PROBLEM TO WORK ON.
Return a copy of each line that holds the string "India".

----------

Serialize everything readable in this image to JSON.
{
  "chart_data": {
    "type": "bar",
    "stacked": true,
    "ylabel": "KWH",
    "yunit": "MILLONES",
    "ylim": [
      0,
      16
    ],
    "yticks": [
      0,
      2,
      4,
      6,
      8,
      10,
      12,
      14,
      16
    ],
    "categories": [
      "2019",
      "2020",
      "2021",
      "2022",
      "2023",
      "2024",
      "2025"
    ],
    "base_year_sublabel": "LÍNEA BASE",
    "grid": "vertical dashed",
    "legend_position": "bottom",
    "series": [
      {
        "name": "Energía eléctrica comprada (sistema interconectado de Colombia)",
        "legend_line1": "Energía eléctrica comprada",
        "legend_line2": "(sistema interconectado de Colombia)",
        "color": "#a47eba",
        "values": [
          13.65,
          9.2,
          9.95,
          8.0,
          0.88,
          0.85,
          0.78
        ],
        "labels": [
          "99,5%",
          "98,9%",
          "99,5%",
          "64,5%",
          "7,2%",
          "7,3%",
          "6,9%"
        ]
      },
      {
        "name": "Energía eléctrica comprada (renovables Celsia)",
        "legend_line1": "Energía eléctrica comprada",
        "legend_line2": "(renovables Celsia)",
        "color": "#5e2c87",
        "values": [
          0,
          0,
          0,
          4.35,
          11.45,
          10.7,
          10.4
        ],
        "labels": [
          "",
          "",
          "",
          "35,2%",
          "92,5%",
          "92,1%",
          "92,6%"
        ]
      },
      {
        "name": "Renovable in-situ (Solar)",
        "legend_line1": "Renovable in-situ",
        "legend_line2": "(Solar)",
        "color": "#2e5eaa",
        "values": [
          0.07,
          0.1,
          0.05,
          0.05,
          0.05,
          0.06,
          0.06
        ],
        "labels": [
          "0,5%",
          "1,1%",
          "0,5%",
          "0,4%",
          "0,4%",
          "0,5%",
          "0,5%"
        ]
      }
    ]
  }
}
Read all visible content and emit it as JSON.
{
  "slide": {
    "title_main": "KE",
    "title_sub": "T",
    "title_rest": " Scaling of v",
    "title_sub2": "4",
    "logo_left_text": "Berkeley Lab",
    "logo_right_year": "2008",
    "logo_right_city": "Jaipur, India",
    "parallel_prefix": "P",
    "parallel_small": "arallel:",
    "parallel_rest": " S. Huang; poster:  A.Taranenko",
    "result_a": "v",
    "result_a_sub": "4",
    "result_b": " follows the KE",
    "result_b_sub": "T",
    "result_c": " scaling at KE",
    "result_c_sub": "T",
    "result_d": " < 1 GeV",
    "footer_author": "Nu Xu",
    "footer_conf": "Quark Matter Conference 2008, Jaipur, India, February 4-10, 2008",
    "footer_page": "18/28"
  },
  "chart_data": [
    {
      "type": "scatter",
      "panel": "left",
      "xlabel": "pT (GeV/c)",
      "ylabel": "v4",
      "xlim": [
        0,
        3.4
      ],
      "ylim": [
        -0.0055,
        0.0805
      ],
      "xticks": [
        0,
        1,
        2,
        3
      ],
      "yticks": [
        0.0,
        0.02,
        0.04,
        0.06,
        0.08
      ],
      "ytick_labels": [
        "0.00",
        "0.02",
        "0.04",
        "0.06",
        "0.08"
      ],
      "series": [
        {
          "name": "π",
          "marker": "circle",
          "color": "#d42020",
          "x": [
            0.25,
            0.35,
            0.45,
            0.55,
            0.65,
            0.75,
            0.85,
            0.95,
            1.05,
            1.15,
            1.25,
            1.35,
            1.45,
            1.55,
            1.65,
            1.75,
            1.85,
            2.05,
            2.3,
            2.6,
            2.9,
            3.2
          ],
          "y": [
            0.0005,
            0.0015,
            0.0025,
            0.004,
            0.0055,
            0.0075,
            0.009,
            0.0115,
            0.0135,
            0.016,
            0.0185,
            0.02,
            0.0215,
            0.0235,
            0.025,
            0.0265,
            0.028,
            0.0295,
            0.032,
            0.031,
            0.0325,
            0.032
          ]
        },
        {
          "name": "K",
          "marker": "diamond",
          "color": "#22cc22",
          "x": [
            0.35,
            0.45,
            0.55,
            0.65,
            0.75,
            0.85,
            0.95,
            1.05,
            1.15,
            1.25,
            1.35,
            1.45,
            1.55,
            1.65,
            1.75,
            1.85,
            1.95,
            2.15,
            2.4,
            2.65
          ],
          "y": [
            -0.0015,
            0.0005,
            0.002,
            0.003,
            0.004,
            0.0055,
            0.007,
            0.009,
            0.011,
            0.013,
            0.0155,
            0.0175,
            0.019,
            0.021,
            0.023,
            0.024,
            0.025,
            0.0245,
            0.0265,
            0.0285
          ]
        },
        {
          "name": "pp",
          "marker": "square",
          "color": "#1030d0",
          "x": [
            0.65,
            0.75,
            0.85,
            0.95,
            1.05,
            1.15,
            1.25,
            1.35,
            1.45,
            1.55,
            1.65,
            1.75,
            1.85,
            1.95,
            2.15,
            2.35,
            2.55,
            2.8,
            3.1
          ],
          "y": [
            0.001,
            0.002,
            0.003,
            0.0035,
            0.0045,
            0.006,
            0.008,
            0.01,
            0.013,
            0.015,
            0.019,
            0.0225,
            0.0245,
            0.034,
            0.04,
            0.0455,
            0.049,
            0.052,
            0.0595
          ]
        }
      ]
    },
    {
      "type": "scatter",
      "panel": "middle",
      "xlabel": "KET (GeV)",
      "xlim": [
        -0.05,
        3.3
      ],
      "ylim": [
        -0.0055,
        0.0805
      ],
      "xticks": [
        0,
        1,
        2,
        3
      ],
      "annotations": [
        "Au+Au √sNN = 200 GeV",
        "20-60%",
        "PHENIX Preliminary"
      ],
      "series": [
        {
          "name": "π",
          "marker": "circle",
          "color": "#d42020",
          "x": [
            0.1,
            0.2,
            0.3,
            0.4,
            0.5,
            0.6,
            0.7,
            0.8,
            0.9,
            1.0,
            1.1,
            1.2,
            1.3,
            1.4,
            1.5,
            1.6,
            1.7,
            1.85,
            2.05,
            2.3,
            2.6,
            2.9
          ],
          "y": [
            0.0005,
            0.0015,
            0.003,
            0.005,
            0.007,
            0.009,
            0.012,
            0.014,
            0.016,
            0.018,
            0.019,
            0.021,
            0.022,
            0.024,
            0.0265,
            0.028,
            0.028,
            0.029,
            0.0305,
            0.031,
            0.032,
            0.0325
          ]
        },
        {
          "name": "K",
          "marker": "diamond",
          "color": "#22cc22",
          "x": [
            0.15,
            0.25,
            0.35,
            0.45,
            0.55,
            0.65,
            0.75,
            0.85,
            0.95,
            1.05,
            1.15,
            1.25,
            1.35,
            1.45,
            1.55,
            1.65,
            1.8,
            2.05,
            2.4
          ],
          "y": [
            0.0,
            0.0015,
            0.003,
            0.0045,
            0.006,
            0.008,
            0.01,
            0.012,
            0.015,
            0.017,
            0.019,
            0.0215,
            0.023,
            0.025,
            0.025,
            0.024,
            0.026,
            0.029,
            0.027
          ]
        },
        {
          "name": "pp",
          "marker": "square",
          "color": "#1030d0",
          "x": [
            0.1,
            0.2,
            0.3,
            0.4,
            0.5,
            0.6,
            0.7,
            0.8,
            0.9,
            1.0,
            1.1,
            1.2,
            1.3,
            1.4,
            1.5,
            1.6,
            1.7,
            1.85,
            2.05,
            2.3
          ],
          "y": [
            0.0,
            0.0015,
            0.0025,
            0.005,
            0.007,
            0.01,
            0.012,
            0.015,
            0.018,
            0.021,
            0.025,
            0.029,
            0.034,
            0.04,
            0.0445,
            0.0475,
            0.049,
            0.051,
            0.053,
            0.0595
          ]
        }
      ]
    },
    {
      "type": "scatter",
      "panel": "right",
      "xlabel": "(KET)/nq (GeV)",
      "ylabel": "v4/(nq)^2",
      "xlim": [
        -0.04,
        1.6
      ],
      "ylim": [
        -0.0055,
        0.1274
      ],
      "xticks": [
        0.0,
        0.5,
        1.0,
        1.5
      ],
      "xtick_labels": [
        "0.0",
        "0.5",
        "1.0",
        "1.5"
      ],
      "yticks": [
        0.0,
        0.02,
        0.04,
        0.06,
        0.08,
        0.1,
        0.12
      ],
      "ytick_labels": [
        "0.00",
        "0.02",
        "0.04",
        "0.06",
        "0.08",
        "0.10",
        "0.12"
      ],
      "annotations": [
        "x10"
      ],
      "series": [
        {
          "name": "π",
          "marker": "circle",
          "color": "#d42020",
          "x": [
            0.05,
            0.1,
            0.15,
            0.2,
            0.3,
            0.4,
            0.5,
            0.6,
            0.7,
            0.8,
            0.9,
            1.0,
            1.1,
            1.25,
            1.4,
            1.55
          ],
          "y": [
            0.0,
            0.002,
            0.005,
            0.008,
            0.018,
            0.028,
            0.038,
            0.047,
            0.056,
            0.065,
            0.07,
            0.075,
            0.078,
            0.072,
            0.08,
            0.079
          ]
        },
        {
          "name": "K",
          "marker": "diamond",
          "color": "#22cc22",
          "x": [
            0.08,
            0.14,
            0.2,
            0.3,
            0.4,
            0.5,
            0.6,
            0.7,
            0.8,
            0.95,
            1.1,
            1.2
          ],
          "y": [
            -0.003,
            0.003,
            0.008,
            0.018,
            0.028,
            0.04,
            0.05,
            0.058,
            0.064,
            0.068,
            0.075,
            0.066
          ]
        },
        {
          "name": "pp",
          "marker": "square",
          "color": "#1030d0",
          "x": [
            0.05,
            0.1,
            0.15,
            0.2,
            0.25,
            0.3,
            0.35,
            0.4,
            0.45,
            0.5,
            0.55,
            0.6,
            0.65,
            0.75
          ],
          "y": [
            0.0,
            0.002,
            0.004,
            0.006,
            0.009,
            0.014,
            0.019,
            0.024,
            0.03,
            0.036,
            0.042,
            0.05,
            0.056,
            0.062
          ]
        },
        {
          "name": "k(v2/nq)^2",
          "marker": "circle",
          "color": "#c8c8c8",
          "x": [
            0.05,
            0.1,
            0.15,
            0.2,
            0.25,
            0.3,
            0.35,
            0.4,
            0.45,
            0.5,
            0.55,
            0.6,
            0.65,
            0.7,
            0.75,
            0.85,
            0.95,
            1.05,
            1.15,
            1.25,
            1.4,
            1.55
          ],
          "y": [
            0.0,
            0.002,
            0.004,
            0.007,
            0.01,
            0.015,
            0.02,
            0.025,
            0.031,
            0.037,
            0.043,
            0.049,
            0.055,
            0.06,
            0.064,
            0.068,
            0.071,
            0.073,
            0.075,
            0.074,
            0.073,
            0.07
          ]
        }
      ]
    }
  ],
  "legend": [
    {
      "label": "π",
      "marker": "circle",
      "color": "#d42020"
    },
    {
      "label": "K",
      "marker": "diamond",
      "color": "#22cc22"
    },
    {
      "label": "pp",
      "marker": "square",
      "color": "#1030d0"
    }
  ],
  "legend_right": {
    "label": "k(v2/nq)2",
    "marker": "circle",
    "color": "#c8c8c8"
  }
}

----------

RESULT FOR THIS EXERCISE.
    "logo_right_city": "Jaipur, India",
    "footer_conf": "Quark Matter Conference 2008, Jaipur, India, February 4-10, 2008",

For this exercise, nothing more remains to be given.